_Goal 1_. List the tags at the top of the Full Metal Jacket review.
_Goal 2_. In the Full Metal Jacket review, how many times has the reviewer seen the film?
_Goal 3_. Pick up the Full Metal Jacket review after its final sentence and keep it going.

_Extract to read_.

__________________________________________________

1980s, 3/4, Review, Stanley Kubrick, War

Full Metal Jacket

Image result for full metal jacket poster

#9 in my Ranking of Stanley Kubrick films.

I can imagine myself in a few years wondering, “What did I think of that one movie?” I would pull up the blog, do a quick search, find the review, and be refreshed with my attempts at insight. My opinion that day would be reinforced by the opinion I had years back. Full Metal Jacket, though, is a film that I am always certain will have changes of opinion over time. Out of all the films that I have reviewed so far, this is the one that I feel like I could review again in a year and come to very different conclusions.

I’ve seen this film four times, and I’m still coming to terms with it. I’ve moved beyond the idea that the first forty-five minutes are a mini-movie and wholly superior to the final seventy minutes. I still think that the first section of the film on Parris Island is superior to the second long section that ends the film, but there’s definitely a deeper relationship between the Private Joker character. There are themes and motifs at play in the first half that continue into the second. I just can’t quite get past a few things that hamper the whole experience for me.

The events on Parris Island are both hilarious and horrifying, often at the same time. A group of marine recruits goes through basic training, and we latch onto two of the largely interchangeable maggots as main character, Private Joker and Private Pyle. These are, of course, not their real names, but the nicknames stick. They are robbed of who they were before walking onto the island. There’s that dehumanization idea that keeps popping up in Kubrick’s filmography. The process of training strips even the interior individuality so that they all become alike in behavior, marching perfectly in time, performing the same actions, and reacting the same way to their drill instructor.

Our two main characters have different paths to this sameness. Joker is smart and thoughtful which allows him to navigate the minefield of the instructor’s verbal jabs in ways that do him credit, eventually getting him the position of squad leader. Pyle, on the other hand, is stupid (not pejoratively, mind you, Pyle is obviously supposed to have an IQ of less than 90) and has incredible difficulty adapting to life in the corps. He has trouble telling his left from his right. He can’t master the obstacle course. He hides jelly donuts in his footlocker. It is only after Joker is forced to take Pyle under his wing that Pyle begins to shape up, turning the corner in his training, and eventually going way too far in the other direction. He becomes the ultimate psychotic killing machine, putting a round into the drill instructor’s chest after graduation before shooting himself in the head.

Just from a cinematic experience point of view, this first forty-five minutes is a tour de force. It’s nearly impressionistic and heavily reliant on editing to create the general sense of unease that pulls us in as we watch the humanity stripped so completely from Pyle to the point that he does only kill.

The second section ends up feeling both more straight forward cinematically and more confused narratively, which can create a certain letdown from a movie going point of view. However, as I wrote earlier, there are stronger connections between the two sections that my first viewings of the film originally revealed to me.

Animal Mother, for instance, seems like another version of Pyle. He seems pretty dim the first time we meet him, but he’s also obviously a great killing machine. Knowing that the movie ends with Joker leading the survivors of the film in a rendition of the theme song to “The Mickey Mouse Club House”, I began considering what that could mean more than an hour before it came up, and the idea of infantilization creeped into my brain. I began to watch as a group of children lost every parental figure they had (starting with the drill instructor) until they were faced with a great life or death situation without any guidance from a higher authority. There are also signs of the breakdown of all civilization in the face of war, an idea so big I’m not sure it fits terribly well in only seventy-minutes of screentime.

__________________________________________________

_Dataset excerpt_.

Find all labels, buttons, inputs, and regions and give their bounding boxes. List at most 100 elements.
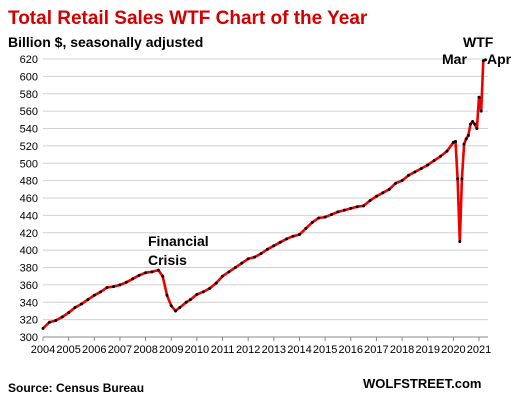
- data-point: [161, 274, 165, 278]
- data-point: [246, 257, 250, 261]
- y-tick-label: 620: [20, 54, 38, 66]
- data-point: [144, 271, 148, 275]
- data-point: [86, 298, 90, 302]
- brand-watermark: WOLFSTREET.com: [363, 376, 481, 391]
- data-point: [330, 213, 334, 217]
- data-point: [73, 305, 77, 309]
- data-point: [195, 292, 199, 296]
- data-point: [456, 177, 460, 181]
- annotation-financial: Financial: [148, 233, 209, 249]
- data-point: [208, 286, 212, 290]
- data-point: [342, 208, 346, 212]
- chart-subtitle: Billion $, seasonally adjusted: [8, 34, 203, 50]
- x-tick-label: 2006: [82, 344, 106, 356]
- data-point: [362, 204, 366, 208]
- data-point: [272, 244, 276, 248]
- data-point: [349, 206, 353, 210]
- data-point: [156, 268, 160, 272]
- x-tick-label: 2012: [236, 344, 260, 356]
- data-point: [458, 239, 462, 243]
- data-point: [468, 122, 472, 126]
- chart-title: Total Retail Sales WTF Chart of the Year: [8, 8, 368, 29]
- data-point: [285, 237, 289, 241]
- source-note: Source: Census Bureau: [8, 381, 144, 395]
- x-tick-label: 2019: [415, 344, 439, 356]
- data-point: [47, 320, 51, 324]
- x-axis-ticks: 2004 2005 2006 2007 2008 2009 2010 2011 2012 2013…: [31, 337, 491, 356]
- data-point: [304, 226, 308, 230]
- data-point: [54, 318, 58, 322]
- data-point: [317, 216, 321, 220]
- x-tick-label: 2016: [339, 344, 363, 356]
- data-point: [439, 154, 443, 158]
- data-point: [118, 283, 122, 287]
- x-tick-label: 2008: [133, 344, 157, 356]
- data-point: [460, 177, 464, 181]
- data-point: [227, 270, 231, 274]
- data-point: [413, 170, 417, 174]
- data-point: [201, 290, 205, 294]
- data-point: [483, 58, 487, 62]
- x-tick-label: 2004: [31, 344, 55, 356]
- y-tick-label: 600: [20, 71, 38, 83]
- y-tick-label: 380: [20, 263, 38, 275]
- data-point: [464, 137, 468, 141]
- data-point: [466, 133, 470, 137]
- data-point: [297, 232, 301, 236]
- x-tick-label: 2009: [159, 344, 183, 356]
- y-tick-label: 340: [20, 297, 38, 309]
- data-point: [323, 215, 327, 219]
- data-point: [462, 142, 466, 146]
- data-point: [67, 311, 71, 315]
- y-tick-label: 520: [20, 141, 38, 153]
- data-point: [174, 309, 178, 313]
- y-tick-label: 300: [20, 332, 38, 344]
- data-points: [41, 58, 487, 330]
- annotation-apr: Apr: [487, 51, 512, 67]
- data-point: [41, 326, 45, 330]
- data-point: [124, 280, 128, 284]
- x-tick-label: 2015: [313, 344, 337, 356]
- x-tick-label: 2007: [108, 344, 132, 356]
- y-tick-label: 480: [20, 176, 38, 188]
- data-point: [310, 220, 314, 224]
- y-tick-label: 540: [20, 124, 38, 136]
- data-point: [355, 205, 359, 209]
- y-tick-label: 440: [20, 210, 38, 222]
- data-point: [477, 95, 481, 99]
- y-tick-label: 420: [20, 228, 38, 240]
- gridlines: [43, 58, 488, 338]
- x-tick-label: 2014: [287, 344, 311, 356]
- data-point: [454, 140, 458, 144]
- x-tick-label: 2017: [364, 344, 388, 356]
- data-point: [233, 266, 237, 269]
- data-point: [265, 247, 269, 251]
- annotation-mar: Mar: [442, 51, 467, 67]
- y-tick-label: 360: [20, 280, 38, 292]
- data-point: [150, 270, 154, 274]
- data-point: [188, 298, 192, 302]
- x-tick-label: 2010: [185, 344, 209, 356]
- data-point: [475, 127, 479, 130]
- x-tick-label: 2013: [262, 344, 286, 356]
- data-point: [473, 122, 477, 126]
- data-point: [137, 273, 141, 277]
- series-line: [42, 58, 486, 330]
- x-tick-label: 2021: [467, 344, 491, 356]
- data-point: [471, 120, 475, 124]
- data-point: [92, 293, 96, 297]
- y-tick-label: 580: [20, 89, 38, 101]
- data-point: [368, 199, 372, 203]
- data-point: [169, 304, 173, 308]
- x-tick-label: 2011: [211, 344, 235, 356]
- x-tick-label: 2005: [56, 344, 80, 356]
- data-point: [60, 315, 64, 319]
- data-point: [374, 194, 378, 198]
- data-point: [278, 240, 282, 244]
- data-point: [419, 166, 423, 170]
- series-retail-sales: [42, 58, 486, 330]
- data-point: [479, 109, 483, 113]
- data-point: [432, 159, 436, 163]
- data-point: [259, 252, 263, 256]
- data-point: [445, 149, 449, 153]
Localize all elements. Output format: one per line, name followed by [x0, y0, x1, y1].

__________________________________________________

_Output 1_. 1980s, 3/4, Review, Stanley Kubrick, War

_Output 2_. Four times.

_Output 3_.
And that’s where I end up. I feel like this second half is simply tackling too much. Breakdown, though, is a great lens to view it through. Joker starts this section negotiating with a hooker for her time, playfully joking with her. That attitude extends through his meetings with his CO as a reporter for Stars and Stripes. His life is easy hidden away in Saigon. He can talk big about his time in the shit and no one can really challenge him. It’s when the Tet Offensive begins that his veneer of bravery breaks down and he starts shooting maniacally at a small invading force. He then gets sent out into the field to document some of the counter action.

It’s about here that I feel the movie just begins to break down itself narratively. From the time Joker is reunited with his mate from Parris Island (Private Cowboy) to the time that their squad leader dies in the final city, the movie kind of just swirls around without a real direction. There’s marching and everyone talks big about nothing in particular. It’s more of a dick measuring contest than anything else, and it culminates in another scene about a hooker as the men negotiate with her pimp and then jockey for who gets her first. As a contrast to the first hooker scene, Joker has little to say or do here. He’s no longer standing out, and he’s been pushed more to the background. Much like in Parris Island, he’s more of one of several than an individual again.

From purely a filmmaking perspective, the final thirty minutes, as the squad gets pinned down by a hidden sniper in a building, might be as good as the movie’s first forty-five minutes. This stuff is really well filmed with clear action, a great outdoor set, smoke, and fire. It’s tense as the squad watches several of their comrades take repeated sniper fire, mortally wounding them but not killing them, and the rest find a way around the sniper’s position. It’s a great sustained sequence that ends with the reveal that the sniper is a young girl, a wonderful point of irony to cap off the movie that’s pretty steeped in it.

Some more technical notes real quick. It’s screamingly obvious that this movie wasn’t filmed in Vietnam. It was filmed in England, and there’s no place in England that looks like a Vietnamese paddy field, so there are numerous shots of the countryside that looks like flat bits of England with palm trees. The giant set that ends the film is both a blessing and a curse. When the frame’s edges are filled with parts of the set, I find it completely convincing. When the edges of the frame extend out beyond the set, it once again feels like an outdoor set in the middle of England. I was also assured by my high school history teacher (who was a marine who had done three tours of duty in Vietnam) that while the yelling of the drill instructor was spot on, drill instructors would never ever strike a recruit.

So, that’s kind of where I am overall with the film. I know that the first half informs the second half, but I still haven’t quite figured out how. I think I can grasp the overall thematic thrust of the film, but I haven’t really developed it in my own head. I believe that there’s more to this movie than my first four viewings have left with me, and I’m more than willing to give the film another try in the future. But for now, I have to embrace the incongruity between the two major sections, the flaccidity of a large part of the second section, and an opaqueness that I can’t quite get through, and relegate Full Metal Jacket to the second tier of Kubrick’s filmography. Maybe when I revisit this again in a year or so, I’ll read this and build on my original thoughts instead of just repeating them. We shall see.

Netflix Rating: 4/5

Quality Rating: 3/4

2 thoughts on “Full Metal Jacket”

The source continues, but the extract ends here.